§ **Work instructions**:
Print the entries in full, word for word, but not the pictures.

§ **Excerpted data**:
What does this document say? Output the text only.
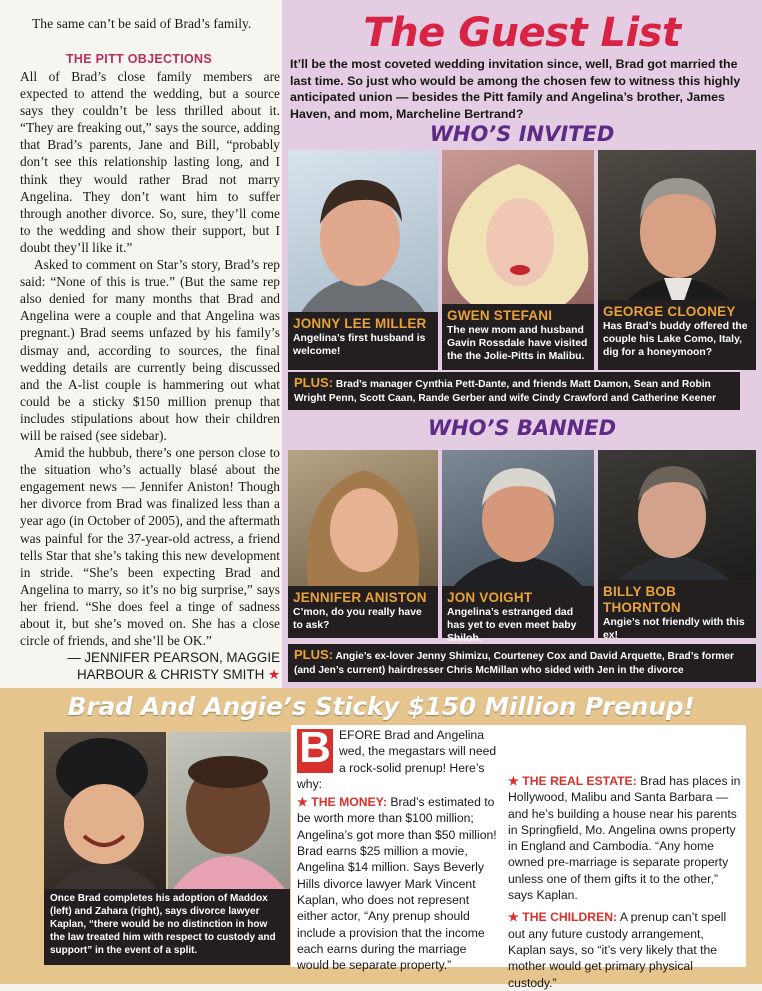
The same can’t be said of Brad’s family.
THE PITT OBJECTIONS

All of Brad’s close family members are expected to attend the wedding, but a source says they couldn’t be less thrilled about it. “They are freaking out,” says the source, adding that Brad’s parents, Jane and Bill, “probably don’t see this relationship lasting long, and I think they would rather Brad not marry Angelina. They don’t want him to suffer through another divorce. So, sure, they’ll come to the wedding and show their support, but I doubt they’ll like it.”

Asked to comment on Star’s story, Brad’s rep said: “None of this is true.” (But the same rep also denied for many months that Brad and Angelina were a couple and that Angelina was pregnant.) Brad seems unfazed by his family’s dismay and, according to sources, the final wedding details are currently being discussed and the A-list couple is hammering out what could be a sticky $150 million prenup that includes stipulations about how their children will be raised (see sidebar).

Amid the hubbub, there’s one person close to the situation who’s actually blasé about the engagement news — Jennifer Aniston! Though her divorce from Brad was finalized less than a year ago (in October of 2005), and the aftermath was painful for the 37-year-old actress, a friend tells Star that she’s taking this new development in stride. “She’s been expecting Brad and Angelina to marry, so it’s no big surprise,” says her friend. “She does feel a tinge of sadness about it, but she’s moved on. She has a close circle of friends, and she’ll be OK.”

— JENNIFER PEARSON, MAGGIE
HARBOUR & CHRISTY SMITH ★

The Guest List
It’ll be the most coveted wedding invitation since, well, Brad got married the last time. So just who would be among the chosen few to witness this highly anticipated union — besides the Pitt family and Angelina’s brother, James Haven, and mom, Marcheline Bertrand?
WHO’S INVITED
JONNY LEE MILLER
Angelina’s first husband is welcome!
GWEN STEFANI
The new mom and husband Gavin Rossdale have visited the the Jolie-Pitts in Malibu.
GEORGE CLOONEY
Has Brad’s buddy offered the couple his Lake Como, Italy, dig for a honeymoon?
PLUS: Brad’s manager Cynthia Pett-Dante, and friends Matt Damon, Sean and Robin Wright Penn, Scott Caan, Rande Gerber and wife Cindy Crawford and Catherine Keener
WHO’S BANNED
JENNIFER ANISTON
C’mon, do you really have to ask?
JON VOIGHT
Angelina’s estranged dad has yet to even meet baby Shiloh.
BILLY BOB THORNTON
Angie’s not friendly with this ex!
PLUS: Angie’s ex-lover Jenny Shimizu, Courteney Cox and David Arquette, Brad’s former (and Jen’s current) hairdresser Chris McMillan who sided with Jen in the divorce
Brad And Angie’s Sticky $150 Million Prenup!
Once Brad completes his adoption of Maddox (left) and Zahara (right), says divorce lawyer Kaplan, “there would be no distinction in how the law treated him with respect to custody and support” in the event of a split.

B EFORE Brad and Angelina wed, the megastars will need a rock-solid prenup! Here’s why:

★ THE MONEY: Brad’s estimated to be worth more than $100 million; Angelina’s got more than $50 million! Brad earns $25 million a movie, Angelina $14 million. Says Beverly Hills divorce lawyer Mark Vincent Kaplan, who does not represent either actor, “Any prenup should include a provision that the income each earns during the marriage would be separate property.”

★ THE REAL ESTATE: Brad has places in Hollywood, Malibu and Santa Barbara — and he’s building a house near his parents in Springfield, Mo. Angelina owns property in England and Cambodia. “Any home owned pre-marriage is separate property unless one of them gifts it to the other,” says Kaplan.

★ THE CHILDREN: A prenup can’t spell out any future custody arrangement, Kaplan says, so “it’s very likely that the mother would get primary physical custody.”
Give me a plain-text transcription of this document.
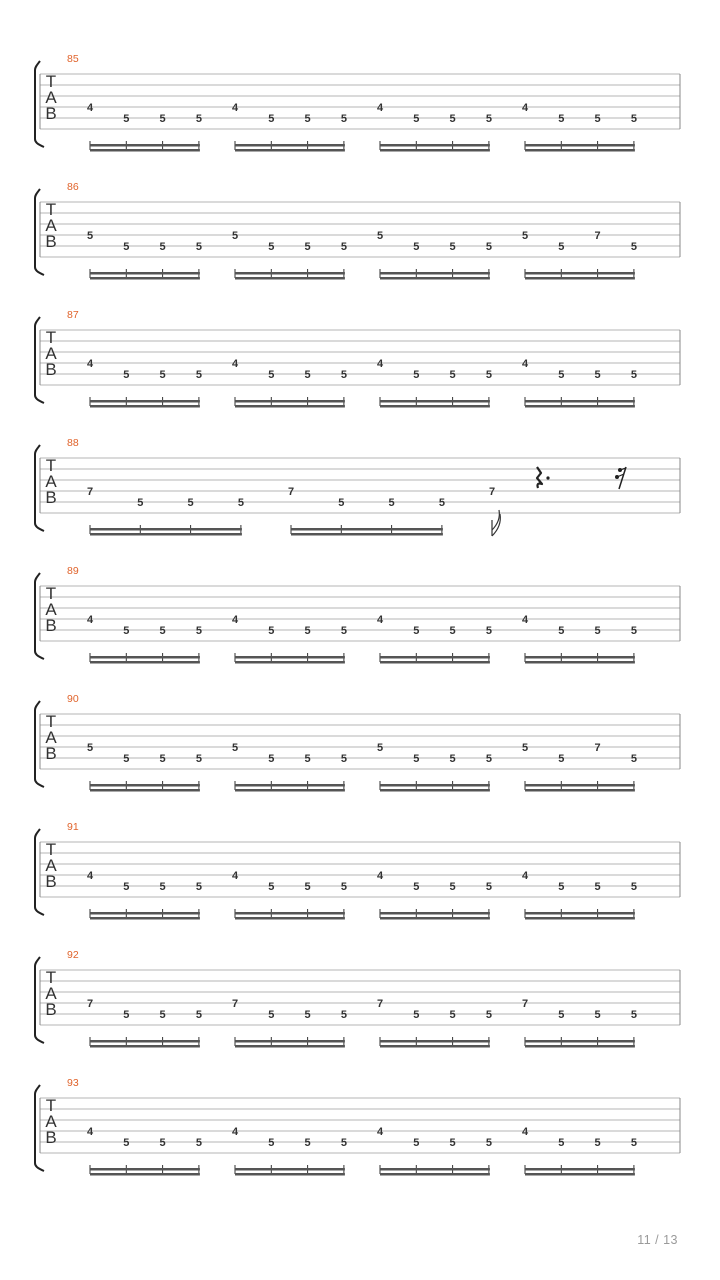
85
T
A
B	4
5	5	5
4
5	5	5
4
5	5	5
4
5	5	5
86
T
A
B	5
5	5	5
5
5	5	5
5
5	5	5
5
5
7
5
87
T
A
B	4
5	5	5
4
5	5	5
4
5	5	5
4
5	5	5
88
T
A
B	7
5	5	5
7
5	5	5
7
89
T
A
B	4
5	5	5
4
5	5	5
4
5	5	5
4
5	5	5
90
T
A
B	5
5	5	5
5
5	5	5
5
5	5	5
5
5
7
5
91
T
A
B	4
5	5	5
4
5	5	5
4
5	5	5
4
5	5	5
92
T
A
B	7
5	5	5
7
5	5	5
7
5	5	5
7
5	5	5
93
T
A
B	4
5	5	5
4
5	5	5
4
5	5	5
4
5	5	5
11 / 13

§ **Output of the exercise**:
What does this document say? Output the text only.
The same can’t be said of Brad’s family.
THE PITT OBJECTIONS

All of Brad’s close family members are expected to attend the wedding, but a source says they couldn’t be less thrilled about it. “They are freaking out,” says the source, adding that Brad’s parents, Jane and Bill, “probably don’t see this relationship lasting long, and I think they would rather Brad not marry Angelina. They don’t want him to suffer through another divorce. So, sure, they’ll come to the wedding and show their support, but I doubt they’ll like it.”

Asked to comment on Star’s story, Brad’s rep said: “None of this is true.” (But the same rep also denied for many months that Brad and Angelina were a couple and that Angelina was pregnant.) Brad seems unfazed by his family’s dismay and, according to sources, the final wedding details are currently being discussed and the A-list couple is hammering out what could be a sticky $150 million prenup that includes stipulations about how their children will be raised (see sidebar).

Amid the hubbub, there’s one person close to the situation who’s actually blasé about the engagement news — Jennifer Aniston! Though her divorce from Brad was finalized less than a year ago (in October of 2005), and the aftermath was painful for the 37-year-old actress, a friend tells Star that she’s taking this new development in stride. “She’s been expecting Brad and Angelina to marry, so it’s no big surprise,” says her friend. “She does feel a tinge of sadness about it, but she’s moved on. She has a close circle of friends, and she’ll be OK.”

— JENNIFER PEARSON, MAGGIE
HARBOUR & CHRISTY SMITH ★

The Guest List
It’ll be the most coveted wedding invitation since, well, Brad got married the last time. So just who would be among the chosen few to witness this highly anticipated union — besides the Pitt family and Angelina’s brother, James Haven, and mom, Marcheline Bertrand?
WHO’S INVITED
JONNY LEE MILLER
Angelina’s first husband is welcome!
GWEN STEFANI
The new mom and husband Gavin Rossdale have visited the the Jolie-Pitts in Malibu.
GEORGE CLOONEY
Has Brad’s buddy offered the couple his Lake Como, Italy, dig for a honeymoon?
PLUS: Brad’s manager Cynthia Pett-Dante, and friends Matt Damon, Sean and Robin Wright Penn, Scott Caan, Rande Gerber and wife Cindy Crawford and Catherine Keener
WHO’S BANNED
JENNIFER ANISTON
C’mon, do you really have to ask?
JON VOIGHT
Angelina’s estranged dad has yet to even meet baby Shiloh.
BILLY BOB THORNTON
Angie’s not friendly with this ex!
PLUS: Angie’s ex-lover Jenny Shimizu, Courteney Cox and David Arquette, Brad’s former (and Jen’s current) hairdresser Chris McMillan who sided with Jen in the divorce
Brad And Angie’s Sticky $150 Million Prenup!
Once Brad completes his adoption of Maddox (left) and Zahara (right), says divorce lawyer Kaplan, “there would be no distinction in how the law treated him with respect to custody and support” in the event of a split.

B EFORE Brad and Angelina wed, the megastars will need a rock-solid prenup! Here’s why:

★ THE MONEY: Brad’s estimated to be worth more than $100 million; Angelina’s got more than $50 million! Brad earns $25 million a movie, Angelina $14 million. Says Beverly Hills divorce lawyer Mark Vincent Kaplan, who does not represent either actor, “Any prenup should include a provision that the income each earns during the marriage would be separate property.”

★ THE REAL ESTATE: Brad has places in Hollywood, Malibu and Santa Barbara — and he’s building a house near his parents in Springfield, Mo. Angelina owns property in England and Cambodia. “Any home owned pre-marriage is separate property unless one of them gifts it to the other,” says Kaplan.

★ THE CHILDREN: A prenup can’t spell out any future custody arrangement, Kaplan says, so “it’s very likely that the mother would get primary physical custody.”
Give me a plain-text transcription of this document.
85
T
A
B	4
5	5	5
4
5	5	5
4
5	5	5
4
5	5	5
86
T
A
B	5
5	5	5
5
5	5	5
5
5	5	5
5
5
7
5
87
T
A
B	4
5	5	5
4
5	5	5
4
5	5	5
4
5	5	5
88
T
A
B	7
5	5	5
7
5	5	5
7
89
T
A
B	4
5	5	5
4
5	5	5
4
5	5	5
4
5	5	5
90
T
A
B	5
5	5	5
5
5	5	5
5
5	5	5
5
5
7
5
91
T
A
B	4
5	5	5
4
5	5	5
4
5	5	5
4
5	5	5
92
T
A
B	7
5	5	5
7
5	5	5
7
5	5	5
7
5	5	5
93
T
A
B	4
5	5	5
4
5	5	5
4
5	5	5
4
5	5	5
11 / 13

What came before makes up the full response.